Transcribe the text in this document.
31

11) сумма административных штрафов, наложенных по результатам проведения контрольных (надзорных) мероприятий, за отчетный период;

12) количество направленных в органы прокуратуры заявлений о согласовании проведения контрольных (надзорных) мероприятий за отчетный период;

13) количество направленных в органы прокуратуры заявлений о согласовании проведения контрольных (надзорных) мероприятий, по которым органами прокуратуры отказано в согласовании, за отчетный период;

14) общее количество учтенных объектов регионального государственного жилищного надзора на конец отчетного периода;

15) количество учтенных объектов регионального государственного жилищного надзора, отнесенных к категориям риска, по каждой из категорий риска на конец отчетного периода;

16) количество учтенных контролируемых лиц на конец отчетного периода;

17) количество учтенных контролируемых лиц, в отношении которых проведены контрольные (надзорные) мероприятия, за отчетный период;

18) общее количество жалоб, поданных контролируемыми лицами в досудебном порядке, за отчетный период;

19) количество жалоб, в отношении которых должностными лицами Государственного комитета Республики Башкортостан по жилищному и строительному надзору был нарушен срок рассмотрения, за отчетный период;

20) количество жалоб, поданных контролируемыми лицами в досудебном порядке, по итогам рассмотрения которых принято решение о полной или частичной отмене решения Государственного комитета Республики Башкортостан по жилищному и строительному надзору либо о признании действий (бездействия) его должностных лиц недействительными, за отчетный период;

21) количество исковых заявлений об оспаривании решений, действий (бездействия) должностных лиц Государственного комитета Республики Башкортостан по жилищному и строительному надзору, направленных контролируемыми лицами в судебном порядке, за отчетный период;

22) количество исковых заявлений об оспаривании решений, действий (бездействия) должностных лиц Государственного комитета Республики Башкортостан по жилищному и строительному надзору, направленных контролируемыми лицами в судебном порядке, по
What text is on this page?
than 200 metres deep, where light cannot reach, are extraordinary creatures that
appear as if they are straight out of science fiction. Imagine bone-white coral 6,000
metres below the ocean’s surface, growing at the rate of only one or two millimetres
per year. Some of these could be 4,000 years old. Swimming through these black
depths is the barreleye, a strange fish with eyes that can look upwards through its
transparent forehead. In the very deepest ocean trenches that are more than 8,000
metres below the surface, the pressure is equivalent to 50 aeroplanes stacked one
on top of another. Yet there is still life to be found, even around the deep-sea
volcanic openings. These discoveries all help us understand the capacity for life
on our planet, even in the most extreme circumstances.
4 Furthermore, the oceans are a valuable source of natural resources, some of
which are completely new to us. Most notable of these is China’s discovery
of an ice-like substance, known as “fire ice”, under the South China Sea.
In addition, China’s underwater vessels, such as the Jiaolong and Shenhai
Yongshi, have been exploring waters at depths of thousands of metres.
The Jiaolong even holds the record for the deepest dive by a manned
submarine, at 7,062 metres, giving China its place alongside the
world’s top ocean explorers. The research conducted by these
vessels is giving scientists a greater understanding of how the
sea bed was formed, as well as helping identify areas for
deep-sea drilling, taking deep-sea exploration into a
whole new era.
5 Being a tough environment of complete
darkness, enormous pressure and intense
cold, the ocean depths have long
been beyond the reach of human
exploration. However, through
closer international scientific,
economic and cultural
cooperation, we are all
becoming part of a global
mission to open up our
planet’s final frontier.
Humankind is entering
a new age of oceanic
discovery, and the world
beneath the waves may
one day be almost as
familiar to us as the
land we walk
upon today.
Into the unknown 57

━━━━

» EXERCISE
Set down the listing above in full, please, exactly as it appears.

» THE ANSWER
Transcribe the text in this document.
31

11) сумма административных штрафов, наложенных по результатам проведения контрольных (надзорных) мероприятий, за отчетный период;

12) количество направленных в органы прокуратуры заявлений о согласовании проведения контрольных (надзорных) мероприятий за отчетный период;

13) количество направленных в органы прокуратуры заявлений о согласовании проведения контрольных (надзорных) мероприятий, по которым органами прокуратуры отказано в согласовании, за отчетный период;

14) общее количество учтенных объектов регионального государственного жилищного надзора на конец отчетного периода;

15) количество учтенных объектов регионального государственного жилищного надзора, отнесенных к категориям риска, по каждой из категорий риска на конец отчетного периода;

16) количество учтенных контролируемых лиц на конец отчетного периода;

17) количество учтенных контролируемых лиц, в отношении которых проведены контрольные (надзорные) мероприятия, за отчетный период;

18) общее количество жалоб, поданных контролируемыми лицами в досудебном порядке, за отчетный период;

19) количество жалоб, в отношении которых должностными лицами Государственного комитета Республики Башкортостан по жилищному и строительному надзору был нарушен срок рассмотрения, за отчетный период;

20) количество жалоб, поданных контролируемыми лицами в досудебном порядке, по итогам рассмотрения которых принято решение о полной или частичной отмене решения Государственного комитета Республики Башкортостан по жилищному и строительному надзору либо о признании действий (бездействия) его должностных лиц недействительными, за отчетный период;

21) количество исковых заявлений об оспаривании решений, действий (бездействия) должностных лиц Государственного комитета Республики Башкортостан по жилищному и строительному надзору, направленных контролируемыми лицами в судебном порядке, за отчетный период;

22) количество исковых заявлений об оспаривании решений, действий (бездействия) должностных лиц Государственного комитета Республики Башкортостан по жилищному и строительному надзору, направленных контролируемыми лицами в судебном порядке, по
What text is on this page?
than 200 metres deep, where light cannot reach, are extraordinary creatures that
appear as if they are straight out of science fiction. Imagine bone-white coral 6,000
metres below the ocean’s surface, growing at the rate of only one or two millimetres
per year. Some of these could be 4,000 years old. Swimming through these black
depths is the barreleye, a strange fish with eyes that can look upwards through its
transparent forehead. In the very deepest ocean trenches that are more than 8,000
metres below the surface, the pressure is equivalent to 50 aeroplanes stacked one
on top of another. Yet there is still life to be found, even around the deep-sea
volcanic openings. These discoveries all help us understand the capacity for life
on our planet, even in the most extreme circumstances.
4 Furthermore, the oceans are a valuable source of natural resources, some of
which are completely new to us. Most notable of these is China’s discovery
of an ice-like substance, known as “fire ice”, under the South China Sea.
In addition, China’s underwater vessels, such as the Jiaolong and Shenhai
Yongshi, have been exploring waters at depths of thousands of metres.
The Jiaolong even holds the record for the deepest dive by a manned
submarine, at 7,062 metres, giving China its place alongside the
world’s top ocean explorers. The research conducted by these
vessels is giving scientists a greater understanding of how the
sea bed was formed, as well as helping identify areas for
deep-sea drilling, taking deep-sea exploration into a
whole new era.
5 Being a tough environment of complete
darkness, enormous pressure and intense
cold, the ocean depths have long
been beyond the reach of human
exploration. However, through
closer international scientific,
economic and cultural
cooperation, we are all
becoming part of a global
mission to open up our
planet’s final frontier.
Humankind is entering
a new age of oceanic
discovery, and the world
beneath the waves may
one day be almost as
familiar to us as the
land we walk
upon today.
Into the unknown 57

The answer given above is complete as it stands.